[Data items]
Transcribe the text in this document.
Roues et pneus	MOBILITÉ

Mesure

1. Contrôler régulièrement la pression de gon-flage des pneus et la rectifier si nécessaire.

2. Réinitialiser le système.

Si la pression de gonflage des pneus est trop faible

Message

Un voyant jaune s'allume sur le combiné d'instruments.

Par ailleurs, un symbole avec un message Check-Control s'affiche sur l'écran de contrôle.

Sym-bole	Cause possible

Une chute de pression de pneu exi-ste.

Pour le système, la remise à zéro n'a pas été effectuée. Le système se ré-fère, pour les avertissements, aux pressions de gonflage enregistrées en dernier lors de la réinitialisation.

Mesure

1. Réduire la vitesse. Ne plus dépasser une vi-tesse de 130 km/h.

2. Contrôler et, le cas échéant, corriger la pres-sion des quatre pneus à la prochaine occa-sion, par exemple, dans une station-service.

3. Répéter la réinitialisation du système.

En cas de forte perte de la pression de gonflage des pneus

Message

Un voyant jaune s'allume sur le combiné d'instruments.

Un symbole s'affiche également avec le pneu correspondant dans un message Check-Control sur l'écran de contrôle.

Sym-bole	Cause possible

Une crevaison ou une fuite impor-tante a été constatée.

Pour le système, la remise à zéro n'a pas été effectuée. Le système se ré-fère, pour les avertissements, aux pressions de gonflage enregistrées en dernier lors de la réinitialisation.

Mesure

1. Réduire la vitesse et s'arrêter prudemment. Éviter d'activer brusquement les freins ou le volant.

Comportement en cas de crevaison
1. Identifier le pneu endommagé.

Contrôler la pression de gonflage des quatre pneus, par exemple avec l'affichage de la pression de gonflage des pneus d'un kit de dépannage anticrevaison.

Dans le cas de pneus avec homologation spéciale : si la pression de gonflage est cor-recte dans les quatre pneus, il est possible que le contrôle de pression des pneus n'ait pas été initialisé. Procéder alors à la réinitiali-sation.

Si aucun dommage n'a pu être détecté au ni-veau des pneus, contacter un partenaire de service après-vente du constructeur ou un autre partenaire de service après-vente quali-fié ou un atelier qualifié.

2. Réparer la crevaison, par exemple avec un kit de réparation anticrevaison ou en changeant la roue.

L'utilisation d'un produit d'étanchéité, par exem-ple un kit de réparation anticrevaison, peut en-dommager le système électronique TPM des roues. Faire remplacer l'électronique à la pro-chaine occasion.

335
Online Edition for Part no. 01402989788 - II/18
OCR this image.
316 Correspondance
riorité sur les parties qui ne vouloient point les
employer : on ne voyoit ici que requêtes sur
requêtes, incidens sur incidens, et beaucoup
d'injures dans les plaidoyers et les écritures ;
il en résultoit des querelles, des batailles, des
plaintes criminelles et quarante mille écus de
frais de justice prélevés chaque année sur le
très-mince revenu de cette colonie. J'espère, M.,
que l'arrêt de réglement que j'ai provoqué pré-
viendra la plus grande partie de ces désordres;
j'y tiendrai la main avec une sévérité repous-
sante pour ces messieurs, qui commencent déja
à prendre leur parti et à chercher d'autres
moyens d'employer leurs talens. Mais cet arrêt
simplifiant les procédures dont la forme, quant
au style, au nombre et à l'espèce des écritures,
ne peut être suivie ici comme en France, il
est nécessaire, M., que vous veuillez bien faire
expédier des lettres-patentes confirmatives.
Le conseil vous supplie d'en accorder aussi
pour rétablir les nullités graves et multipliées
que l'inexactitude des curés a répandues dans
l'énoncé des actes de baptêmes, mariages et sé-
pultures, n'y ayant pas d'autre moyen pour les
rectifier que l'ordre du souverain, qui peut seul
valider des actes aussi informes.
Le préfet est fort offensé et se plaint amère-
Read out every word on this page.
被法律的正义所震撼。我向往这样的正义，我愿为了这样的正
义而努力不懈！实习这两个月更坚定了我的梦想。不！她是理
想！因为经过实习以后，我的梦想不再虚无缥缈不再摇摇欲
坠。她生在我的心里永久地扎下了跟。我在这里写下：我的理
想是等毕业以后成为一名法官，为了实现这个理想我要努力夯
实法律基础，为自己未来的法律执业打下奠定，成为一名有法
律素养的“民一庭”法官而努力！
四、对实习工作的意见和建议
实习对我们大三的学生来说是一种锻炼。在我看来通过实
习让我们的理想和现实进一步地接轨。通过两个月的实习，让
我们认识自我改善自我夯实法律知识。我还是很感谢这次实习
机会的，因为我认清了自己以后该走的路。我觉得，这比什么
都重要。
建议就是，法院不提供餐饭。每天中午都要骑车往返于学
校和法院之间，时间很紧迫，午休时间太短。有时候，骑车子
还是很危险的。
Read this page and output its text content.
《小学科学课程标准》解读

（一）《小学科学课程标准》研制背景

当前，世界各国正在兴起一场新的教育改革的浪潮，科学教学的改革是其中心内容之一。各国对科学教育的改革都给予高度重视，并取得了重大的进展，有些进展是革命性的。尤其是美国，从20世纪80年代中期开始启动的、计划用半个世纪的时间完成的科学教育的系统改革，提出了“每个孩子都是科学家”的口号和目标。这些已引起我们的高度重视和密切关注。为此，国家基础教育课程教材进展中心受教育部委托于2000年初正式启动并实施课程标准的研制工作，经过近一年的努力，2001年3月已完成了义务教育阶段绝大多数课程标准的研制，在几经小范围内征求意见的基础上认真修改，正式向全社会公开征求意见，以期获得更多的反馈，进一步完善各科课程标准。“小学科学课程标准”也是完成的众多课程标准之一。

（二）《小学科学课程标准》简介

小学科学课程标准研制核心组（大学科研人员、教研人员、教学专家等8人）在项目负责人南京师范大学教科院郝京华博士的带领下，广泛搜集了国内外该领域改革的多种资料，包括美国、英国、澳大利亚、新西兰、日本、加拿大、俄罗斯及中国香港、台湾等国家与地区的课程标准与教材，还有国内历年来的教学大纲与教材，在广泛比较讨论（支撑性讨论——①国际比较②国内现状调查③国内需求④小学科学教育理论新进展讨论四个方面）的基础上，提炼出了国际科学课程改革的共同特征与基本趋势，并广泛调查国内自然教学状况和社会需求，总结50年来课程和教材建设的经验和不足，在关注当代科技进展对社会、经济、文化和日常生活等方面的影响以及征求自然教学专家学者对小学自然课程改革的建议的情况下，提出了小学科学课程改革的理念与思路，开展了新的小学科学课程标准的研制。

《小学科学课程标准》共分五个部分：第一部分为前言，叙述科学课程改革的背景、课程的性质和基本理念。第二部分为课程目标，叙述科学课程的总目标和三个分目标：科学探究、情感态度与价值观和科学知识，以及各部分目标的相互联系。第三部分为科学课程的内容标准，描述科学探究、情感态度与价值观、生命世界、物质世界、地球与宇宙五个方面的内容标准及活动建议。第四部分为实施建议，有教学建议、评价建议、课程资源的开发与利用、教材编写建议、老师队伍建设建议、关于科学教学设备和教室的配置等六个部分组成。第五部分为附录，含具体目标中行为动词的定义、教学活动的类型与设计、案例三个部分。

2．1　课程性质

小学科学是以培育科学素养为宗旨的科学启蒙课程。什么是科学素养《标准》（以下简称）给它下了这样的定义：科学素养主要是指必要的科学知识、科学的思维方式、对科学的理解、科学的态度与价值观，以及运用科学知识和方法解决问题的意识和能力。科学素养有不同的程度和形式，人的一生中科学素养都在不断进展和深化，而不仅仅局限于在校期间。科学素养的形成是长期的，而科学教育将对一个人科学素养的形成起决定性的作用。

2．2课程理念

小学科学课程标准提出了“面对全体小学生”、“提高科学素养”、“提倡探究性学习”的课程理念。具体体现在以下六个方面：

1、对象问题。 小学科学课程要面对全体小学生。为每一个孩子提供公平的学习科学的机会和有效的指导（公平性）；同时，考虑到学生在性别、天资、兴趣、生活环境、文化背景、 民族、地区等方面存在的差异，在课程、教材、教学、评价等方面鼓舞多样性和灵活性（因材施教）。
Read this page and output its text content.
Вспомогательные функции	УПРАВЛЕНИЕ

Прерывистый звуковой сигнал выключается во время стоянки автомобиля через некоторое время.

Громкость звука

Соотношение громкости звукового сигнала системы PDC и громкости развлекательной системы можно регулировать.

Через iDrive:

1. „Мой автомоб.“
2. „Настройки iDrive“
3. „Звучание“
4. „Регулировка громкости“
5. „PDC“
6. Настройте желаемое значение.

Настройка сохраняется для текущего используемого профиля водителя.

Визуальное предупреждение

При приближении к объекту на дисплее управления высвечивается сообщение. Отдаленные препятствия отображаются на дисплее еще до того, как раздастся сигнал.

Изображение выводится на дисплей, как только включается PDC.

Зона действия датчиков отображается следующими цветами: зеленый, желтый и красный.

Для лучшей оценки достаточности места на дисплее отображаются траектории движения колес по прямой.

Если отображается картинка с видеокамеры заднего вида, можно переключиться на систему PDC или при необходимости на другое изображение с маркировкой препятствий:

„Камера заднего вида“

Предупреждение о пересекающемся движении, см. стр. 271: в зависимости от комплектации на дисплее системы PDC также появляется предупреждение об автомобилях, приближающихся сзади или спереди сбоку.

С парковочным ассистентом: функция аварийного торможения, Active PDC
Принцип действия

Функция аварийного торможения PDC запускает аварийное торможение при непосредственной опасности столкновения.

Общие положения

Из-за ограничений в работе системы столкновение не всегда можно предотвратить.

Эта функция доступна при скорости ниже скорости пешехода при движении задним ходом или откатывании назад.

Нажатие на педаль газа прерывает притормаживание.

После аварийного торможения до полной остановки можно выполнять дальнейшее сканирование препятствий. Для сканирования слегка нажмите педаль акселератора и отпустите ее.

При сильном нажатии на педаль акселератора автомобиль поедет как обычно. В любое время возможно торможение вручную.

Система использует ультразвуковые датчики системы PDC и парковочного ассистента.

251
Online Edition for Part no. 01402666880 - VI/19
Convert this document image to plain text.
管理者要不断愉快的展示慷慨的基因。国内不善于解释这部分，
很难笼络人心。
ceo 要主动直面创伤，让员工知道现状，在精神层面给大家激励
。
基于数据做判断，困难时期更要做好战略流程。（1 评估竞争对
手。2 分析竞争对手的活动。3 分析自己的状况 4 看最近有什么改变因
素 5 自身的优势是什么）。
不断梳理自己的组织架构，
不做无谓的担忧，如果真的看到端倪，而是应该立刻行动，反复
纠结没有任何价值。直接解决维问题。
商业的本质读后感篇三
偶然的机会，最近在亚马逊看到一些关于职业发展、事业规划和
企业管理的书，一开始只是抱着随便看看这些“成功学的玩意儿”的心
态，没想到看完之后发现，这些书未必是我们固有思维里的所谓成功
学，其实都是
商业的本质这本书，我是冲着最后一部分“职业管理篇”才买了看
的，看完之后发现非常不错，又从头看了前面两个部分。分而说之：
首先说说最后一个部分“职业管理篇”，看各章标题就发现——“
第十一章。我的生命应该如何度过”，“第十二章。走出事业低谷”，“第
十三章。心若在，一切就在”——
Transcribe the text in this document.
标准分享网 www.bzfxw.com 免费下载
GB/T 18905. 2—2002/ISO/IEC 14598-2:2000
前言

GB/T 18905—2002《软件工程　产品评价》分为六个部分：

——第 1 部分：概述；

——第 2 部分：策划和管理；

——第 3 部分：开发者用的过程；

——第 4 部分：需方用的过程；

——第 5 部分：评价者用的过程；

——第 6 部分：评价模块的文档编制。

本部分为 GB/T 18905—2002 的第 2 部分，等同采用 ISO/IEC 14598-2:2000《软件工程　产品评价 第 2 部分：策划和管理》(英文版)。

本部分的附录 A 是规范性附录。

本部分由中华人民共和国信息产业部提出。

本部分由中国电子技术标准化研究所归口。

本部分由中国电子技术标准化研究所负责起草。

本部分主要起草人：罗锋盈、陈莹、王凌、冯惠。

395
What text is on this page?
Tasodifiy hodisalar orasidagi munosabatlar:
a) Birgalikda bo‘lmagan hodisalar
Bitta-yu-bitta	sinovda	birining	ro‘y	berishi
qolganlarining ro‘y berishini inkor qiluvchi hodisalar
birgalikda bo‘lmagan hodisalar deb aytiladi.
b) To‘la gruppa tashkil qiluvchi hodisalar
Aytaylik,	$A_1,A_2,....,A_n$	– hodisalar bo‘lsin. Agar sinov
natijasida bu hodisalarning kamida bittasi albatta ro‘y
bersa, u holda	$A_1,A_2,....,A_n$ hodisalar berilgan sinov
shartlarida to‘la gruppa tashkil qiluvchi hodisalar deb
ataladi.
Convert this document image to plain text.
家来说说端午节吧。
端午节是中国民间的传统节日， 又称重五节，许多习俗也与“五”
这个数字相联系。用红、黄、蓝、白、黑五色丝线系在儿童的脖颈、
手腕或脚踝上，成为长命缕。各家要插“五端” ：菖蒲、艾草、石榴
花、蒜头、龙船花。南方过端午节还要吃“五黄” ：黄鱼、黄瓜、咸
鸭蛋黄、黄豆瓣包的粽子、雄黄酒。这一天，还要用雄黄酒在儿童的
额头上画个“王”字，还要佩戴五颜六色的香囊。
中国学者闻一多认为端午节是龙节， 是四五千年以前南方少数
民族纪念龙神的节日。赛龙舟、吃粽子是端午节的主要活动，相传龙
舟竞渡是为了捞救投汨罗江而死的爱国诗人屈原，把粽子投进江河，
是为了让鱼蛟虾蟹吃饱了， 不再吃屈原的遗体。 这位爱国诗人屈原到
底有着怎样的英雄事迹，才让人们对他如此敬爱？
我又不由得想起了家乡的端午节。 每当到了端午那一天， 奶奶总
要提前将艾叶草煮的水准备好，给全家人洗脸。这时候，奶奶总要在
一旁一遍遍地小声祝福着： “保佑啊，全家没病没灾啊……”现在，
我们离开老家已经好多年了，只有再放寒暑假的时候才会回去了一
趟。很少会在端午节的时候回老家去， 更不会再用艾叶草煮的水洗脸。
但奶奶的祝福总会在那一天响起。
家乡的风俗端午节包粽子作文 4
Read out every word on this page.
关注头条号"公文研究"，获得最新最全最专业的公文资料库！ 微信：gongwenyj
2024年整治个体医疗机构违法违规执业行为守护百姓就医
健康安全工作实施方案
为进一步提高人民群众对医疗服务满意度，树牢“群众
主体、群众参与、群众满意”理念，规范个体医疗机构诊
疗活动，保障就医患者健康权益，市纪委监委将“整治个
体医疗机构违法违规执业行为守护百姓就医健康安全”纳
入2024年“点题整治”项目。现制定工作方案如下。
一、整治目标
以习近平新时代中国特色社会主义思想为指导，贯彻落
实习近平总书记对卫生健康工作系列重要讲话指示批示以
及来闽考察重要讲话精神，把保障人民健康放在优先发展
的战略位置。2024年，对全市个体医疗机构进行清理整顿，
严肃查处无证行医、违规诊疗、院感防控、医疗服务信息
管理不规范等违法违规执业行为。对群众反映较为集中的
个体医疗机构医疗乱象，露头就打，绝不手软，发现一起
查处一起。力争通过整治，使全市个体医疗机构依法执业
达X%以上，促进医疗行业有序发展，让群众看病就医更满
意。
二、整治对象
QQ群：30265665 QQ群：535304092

### WHAT THIS TASK INVOLVES
Pull every line containing the word "qiluvchi" out of the entries above.

### RESULT FOR THIS EXERCISE
qolganlarining ro‘y berishini inkor qiluvchi hodisalar
b) To‘la gruppa tashkil qiluvchi hodisalar
shartlarida to‘la gruppa tashkil qiluvchi hodisalar deb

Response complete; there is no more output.